▸ **TASK REQUIREMENTS**:
Output every row from the one containing "slice-name: 独行 <box>100 370 122 383</box>" down to the one containing "slice-label-family: 亲子家庭 45%", both included, as a numbered list, leaving out any blank lines.

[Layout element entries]
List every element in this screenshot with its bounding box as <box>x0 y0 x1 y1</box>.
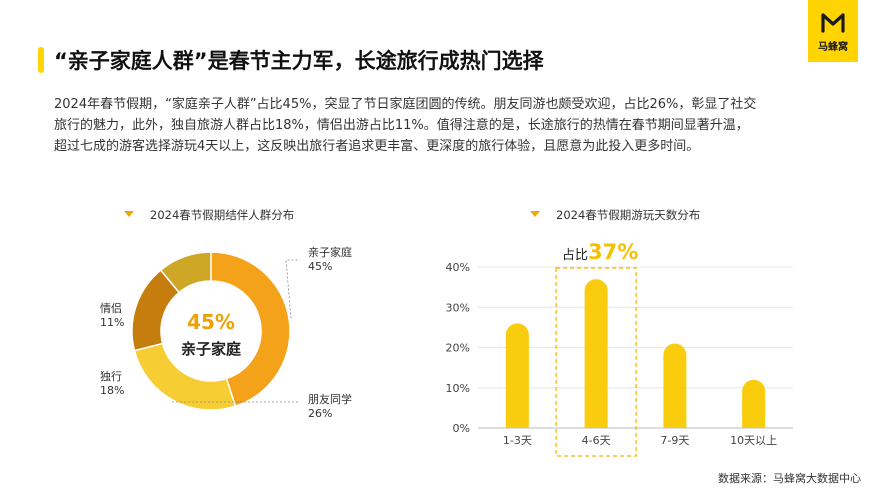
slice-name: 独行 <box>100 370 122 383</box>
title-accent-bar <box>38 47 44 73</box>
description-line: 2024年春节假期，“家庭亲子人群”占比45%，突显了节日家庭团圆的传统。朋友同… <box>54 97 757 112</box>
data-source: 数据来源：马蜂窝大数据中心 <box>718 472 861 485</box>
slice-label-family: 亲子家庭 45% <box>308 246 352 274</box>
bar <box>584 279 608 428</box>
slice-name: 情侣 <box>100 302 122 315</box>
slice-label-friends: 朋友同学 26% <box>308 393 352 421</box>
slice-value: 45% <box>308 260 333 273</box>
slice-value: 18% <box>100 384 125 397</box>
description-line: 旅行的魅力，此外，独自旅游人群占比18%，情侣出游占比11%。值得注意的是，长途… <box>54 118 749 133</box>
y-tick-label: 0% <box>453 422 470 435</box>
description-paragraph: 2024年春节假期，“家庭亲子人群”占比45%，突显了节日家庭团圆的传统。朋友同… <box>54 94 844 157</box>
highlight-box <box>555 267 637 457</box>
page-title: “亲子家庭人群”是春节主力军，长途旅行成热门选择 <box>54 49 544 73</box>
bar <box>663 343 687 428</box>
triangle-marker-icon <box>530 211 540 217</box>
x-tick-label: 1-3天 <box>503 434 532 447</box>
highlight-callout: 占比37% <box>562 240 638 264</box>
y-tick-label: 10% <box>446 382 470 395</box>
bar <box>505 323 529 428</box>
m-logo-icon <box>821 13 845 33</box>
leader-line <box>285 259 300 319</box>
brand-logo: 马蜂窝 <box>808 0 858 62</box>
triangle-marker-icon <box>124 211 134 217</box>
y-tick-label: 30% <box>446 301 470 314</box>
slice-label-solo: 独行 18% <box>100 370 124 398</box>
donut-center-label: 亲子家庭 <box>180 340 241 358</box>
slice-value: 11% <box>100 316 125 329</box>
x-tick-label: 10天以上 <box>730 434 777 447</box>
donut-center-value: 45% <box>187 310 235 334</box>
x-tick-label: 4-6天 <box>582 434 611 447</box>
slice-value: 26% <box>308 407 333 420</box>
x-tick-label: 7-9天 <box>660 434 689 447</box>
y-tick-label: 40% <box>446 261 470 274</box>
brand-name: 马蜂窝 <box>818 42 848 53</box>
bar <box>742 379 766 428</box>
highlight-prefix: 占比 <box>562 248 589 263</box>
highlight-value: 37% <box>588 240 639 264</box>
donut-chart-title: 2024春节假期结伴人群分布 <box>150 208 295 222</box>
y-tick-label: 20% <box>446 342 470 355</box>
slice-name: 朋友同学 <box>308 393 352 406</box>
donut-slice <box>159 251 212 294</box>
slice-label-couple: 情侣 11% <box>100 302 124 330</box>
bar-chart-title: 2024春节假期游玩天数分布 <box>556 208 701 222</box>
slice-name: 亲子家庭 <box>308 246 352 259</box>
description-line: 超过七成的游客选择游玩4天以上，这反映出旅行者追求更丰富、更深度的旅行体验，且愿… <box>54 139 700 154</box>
--
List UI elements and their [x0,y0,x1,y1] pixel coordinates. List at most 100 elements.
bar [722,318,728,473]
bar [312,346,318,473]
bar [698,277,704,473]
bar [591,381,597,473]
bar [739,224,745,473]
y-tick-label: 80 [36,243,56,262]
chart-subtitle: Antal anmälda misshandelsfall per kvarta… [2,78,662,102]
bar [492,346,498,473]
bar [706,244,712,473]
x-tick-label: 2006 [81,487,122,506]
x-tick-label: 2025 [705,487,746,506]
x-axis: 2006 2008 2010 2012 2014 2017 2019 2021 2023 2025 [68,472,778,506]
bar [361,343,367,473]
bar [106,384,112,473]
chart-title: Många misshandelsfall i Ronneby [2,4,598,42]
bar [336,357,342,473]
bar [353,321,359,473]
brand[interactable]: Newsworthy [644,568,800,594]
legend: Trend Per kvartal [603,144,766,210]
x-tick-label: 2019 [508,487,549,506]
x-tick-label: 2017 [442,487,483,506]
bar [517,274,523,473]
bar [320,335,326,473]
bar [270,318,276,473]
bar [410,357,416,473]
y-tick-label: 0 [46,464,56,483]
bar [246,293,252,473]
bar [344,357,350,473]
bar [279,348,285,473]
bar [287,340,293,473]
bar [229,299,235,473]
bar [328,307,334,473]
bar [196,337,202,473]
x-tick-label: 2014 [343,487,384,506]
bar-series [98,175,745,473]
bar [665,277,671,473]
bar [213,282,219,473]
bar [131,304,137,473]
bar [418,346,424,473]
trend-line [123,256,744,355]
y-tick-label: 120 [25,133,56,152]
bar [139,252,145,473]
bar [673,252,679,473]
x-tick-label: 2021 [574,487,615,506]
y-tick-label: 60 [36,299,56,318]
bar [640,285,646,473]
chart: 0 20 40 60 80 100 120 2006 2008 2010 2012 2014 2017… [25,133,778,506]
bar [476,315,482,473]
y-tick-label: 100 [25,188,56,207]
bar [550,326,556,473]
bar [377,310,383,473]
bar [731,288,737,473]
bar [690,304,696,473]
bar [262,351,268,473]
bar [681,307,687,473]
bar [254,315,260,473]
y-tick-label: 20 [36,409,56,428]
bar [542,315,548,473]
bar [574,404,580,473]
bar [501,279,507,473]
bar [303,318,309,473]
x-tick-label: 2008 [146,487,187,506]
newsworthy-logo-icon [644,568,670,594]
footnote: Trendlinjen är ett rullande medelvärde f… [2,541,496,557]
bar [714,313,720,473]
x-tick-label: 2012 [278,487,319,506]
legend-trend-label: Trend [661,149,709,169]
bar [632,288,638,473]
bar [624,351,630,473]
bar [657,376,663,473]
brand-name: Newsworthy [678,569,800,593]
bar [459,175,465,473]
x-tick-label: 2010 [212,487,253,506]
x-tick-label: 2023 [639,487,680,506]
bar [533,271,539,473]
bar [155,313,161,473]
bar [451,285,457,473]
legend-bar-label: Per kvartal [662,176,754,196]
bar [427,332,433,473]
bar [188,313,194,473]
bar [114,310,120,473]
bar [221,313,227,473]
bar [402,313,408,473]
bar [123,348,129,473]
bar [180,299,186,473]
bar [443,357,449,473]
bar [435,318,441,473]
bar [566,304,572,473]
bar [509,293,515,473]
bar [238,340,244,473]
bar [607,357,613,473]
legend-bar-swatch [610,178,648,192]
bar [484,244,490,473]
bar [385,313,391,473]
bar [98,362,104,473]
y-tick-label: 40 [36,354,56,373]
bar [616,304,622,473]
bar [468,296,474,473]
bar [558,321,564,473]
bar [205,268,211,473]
* * *
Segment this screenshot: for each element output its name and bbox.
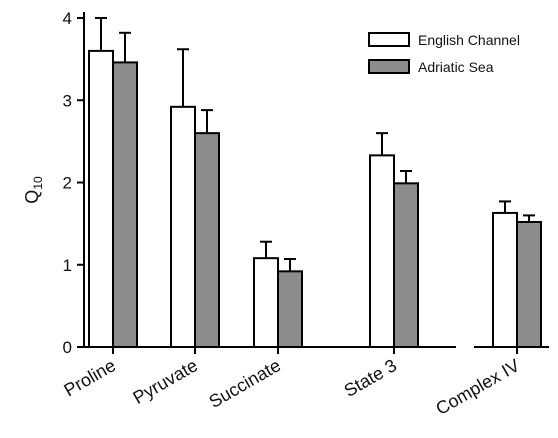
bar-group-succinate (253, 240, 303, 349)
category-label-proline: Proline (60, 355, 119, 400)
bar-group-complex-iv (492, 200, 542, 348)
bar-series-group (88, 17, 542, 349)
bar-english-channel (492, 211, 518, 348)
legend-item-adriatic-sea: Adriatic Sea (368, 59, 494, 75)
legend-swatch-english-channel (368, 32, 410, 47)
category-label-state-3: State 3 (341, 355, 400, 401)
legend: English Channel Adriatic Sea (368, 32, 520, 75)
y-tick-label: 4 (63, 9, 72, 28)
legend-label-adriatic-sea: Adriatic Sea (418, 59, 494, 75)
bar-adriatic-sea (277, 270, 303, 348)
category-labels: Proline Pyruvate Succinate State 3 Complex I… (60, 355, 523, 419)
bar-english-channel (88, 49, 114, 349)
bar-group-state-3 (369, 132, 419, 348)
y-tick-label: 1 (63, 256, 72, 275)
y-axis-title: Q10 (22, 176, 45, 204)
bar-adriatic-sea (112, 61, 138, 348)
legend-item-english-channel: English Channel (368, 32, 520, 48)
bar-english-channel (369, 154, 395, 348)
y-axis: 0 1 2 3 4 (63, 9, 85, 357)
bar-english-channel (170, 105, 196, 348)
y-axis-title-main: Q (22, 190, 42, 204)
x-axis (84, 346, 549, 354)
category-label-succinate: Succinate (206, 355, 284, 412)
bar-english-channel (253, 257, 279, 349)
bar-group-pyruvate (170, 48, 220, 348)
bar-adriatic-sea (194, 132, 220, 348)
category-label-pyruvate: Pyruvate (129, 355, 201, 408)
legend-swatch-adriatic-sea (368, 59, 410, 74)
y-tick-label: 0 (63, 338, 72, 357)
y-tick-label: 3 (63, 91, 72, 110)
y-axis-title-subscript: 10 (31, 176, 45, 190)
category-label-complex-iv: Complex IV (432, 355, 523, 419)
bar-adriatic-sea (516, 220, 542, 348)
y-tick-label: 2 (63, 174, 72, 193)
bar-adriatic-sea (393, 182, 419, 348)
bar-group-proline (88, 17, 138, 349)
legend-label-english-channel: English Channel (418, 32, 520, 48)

▸ **FULL ANSWER**:
1. slice-name: 独行 <box>100 370 122 383</box>
2. title-accent-bar <box>38 47 44 73</box>
3. description-line: 2024年春节假期，“家庭亲子人群”占比45%，突显了节日家庭团圆的传统。朋友同… <box>54 97 757 112</box>
4. data-source: 数据来源：马蜂窝大数据中心 <box>718 472 861 485</box>
5. slice-label-family: 亲子家庭 45% <box>308 246 352 274</box>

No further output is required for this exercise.